__WORK INSTRUCTIONS__
Extract, exactly as written, the line that contains "What text is on this page?" and all lines after it through the end of the records. Omit pictures.

┌──

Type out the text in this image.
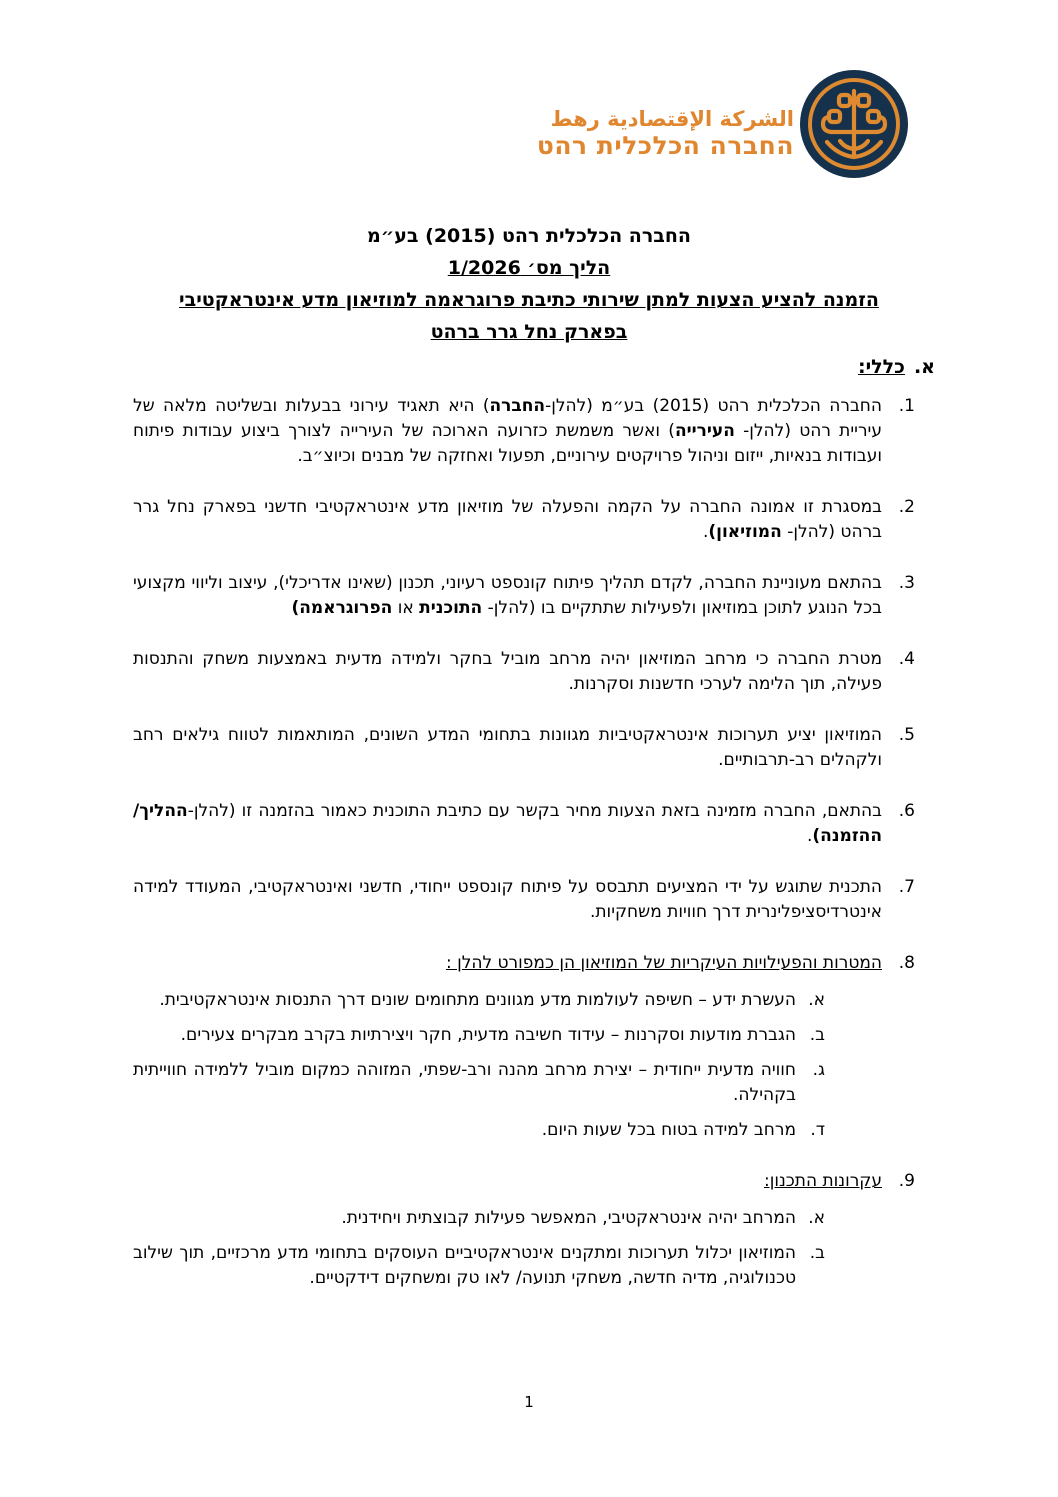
الشركة الإقتصادية رهط
החברה הכלכלית רהט
החברה הכלכלית רהט (2015) בע״מ
הליך מס׳ 1/2026
הזמנה להציע הצעות למתן שירותי כתיבת פרוגראמה למוזיאון מדע אינטראקטיבי
בפארק נחל גרר ברהט
א.כללי:
.1
החברה הכלכלית רהט (2015) בע״מ (להלן-החברה) היא תאגיד עירוני בבעלות ובשליטה מלאה של עיריית רהט (להלן- העירייה) ואשר משמשת כזרועה הארוכה של העירייה לצורך ביצוע עבודות פיתוח ועבודות בנאיות, ייזום וניהול פרויקטים עירוניים, תפעול ואחזקה של מבנים וכיוצ״ב.
.2
במסגרת זו אמונה החברה על הקמה והפעלה של מוזיאון מדע אינטראקטיבי חדשני בפארק נחל גרר ברהט (להלן- המוזיאון).
.3
בהתאם מעוניינת החברה, לקדם תהליך פיתוח קונספט רעיוני, תכנון (שאינו אדריכלי), עיצוב וליווי מקצועי בכל הנוגע לתוכן במוזיאון ולפעילות שתתקיים בו (להלן- התוכנית או הפרוגראמה)
.4
מטרת החברה כי מרחב המוזיאון יהיה מרחב מוביל בחקר ולמידה מדעית באמצעות משחק והתנסות פעילה, תוך הלימה לערכי חדשנות וסקרנות.
.5
המוזיאון יציע תערוכות אינטראקטיביות מגוונות בתחומי המדע השונים, המותאמות לטווח גילאים רחב ולקהלים רב-תרבותיים.
.6
בהתאם, החברה מזמינה בזאת הצעות מחיר בקשר עם כתיבת התוכנית כאמור בהזמנה זו (להלן-ההליך/ ההזמנה).
.7
התכנית שתוגש על ידי המציעים תתבסס על פיתוח קונספט ייחודי, חדשני ואינטראקטיבי, המעודד למידה אינטרדיסציפלינרית דרך חוויות משחקיות.
.8
המטרות והפעילויות העיקריות של המוזיאון הן כמפורט להלן :
א.
העשרת ידע – חשיפה לעולמות מדע מגוונים מתחומים שונים דרך התנסות אינטראקטיבית.
ב.
הגברת מודעות וסקרנות – עידוד חשיבה מדעית, חקר ויצירתיות בקרב מבקרים צעירים.
ג.
חוויה מדעית ייחודית – יצירת מרחב מהנה ורב-שפתי, המזוהה כמקום מוביל ללמידה חווייתית בקהילה.
ד.
מרחב למידה בטוח בכל שעות היום.
.9
עקרונות התכנון:
א.
המרחב יהיה אינטראקטיבי, המאפשר פעילות קבוצתית ויחידנית.
ב.
המוזיאון יכלול תערוכות ומתקנים אינטראקטיביים העוסקים בתחומי מדע מרכזיים, תוך שילוב טכנולוגיה, מדיה חדשה, משחקי תנועה/ לאו טק ומשחקים דידקטיים.
1
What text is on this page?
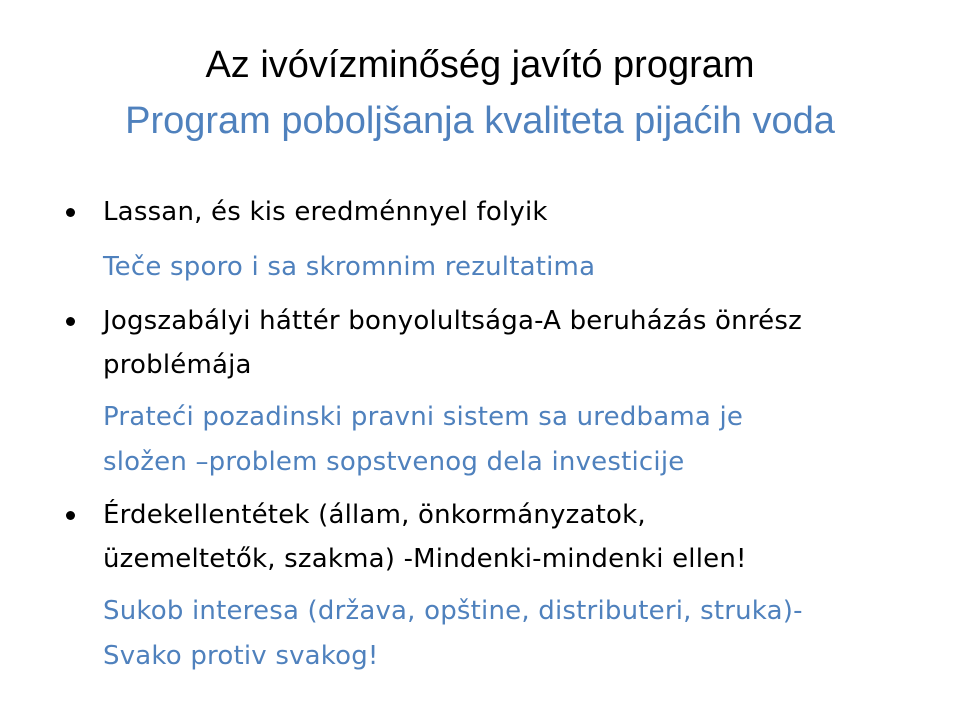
Az ivóvízminőség javító program
Program poboljšanja kvaliteta pijaćih voda
Lassan, és kis eredménnyel folyik
Teče sporo i sa skromnim rezultatima
Jogszabályi háttér bonyolultsága-A beruházás önrész
problémája
Prateći pozadinski pravni sistem sa uredbama je
složen –problem sopstvenog dela investicije
Érdekellentétek (állam, önkormányzatok,
üzemeltetők, szakma) -Mindenki-mindenki ellen!
Sukob interesa (država, opštine, distributeri, struka)-
Svako protiv svakog!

└──

__EXERCISE RESULT__
What text is on this page?
Az ivóvízminőség javító program
Program poboljšanja kvaliteta pijaćih voda
Lassan, és kis eredménnyel folyik
Teče sporo i sa skromnim rezultatima
Jogszabályi háttér bonyolultsága-A beruházás önrész
problémája
Prateći pozadinski pravni sistem sa uredbama je
složen –problem sopstvenog dela investicije
Érdekellentétek (állam, önkormányzatok,
üzemeltetők, szakma) -Mindenki-mindenki ellen!
Sukob interesa (država, opštine, distributeri, struka)-
Svako protiv svakog!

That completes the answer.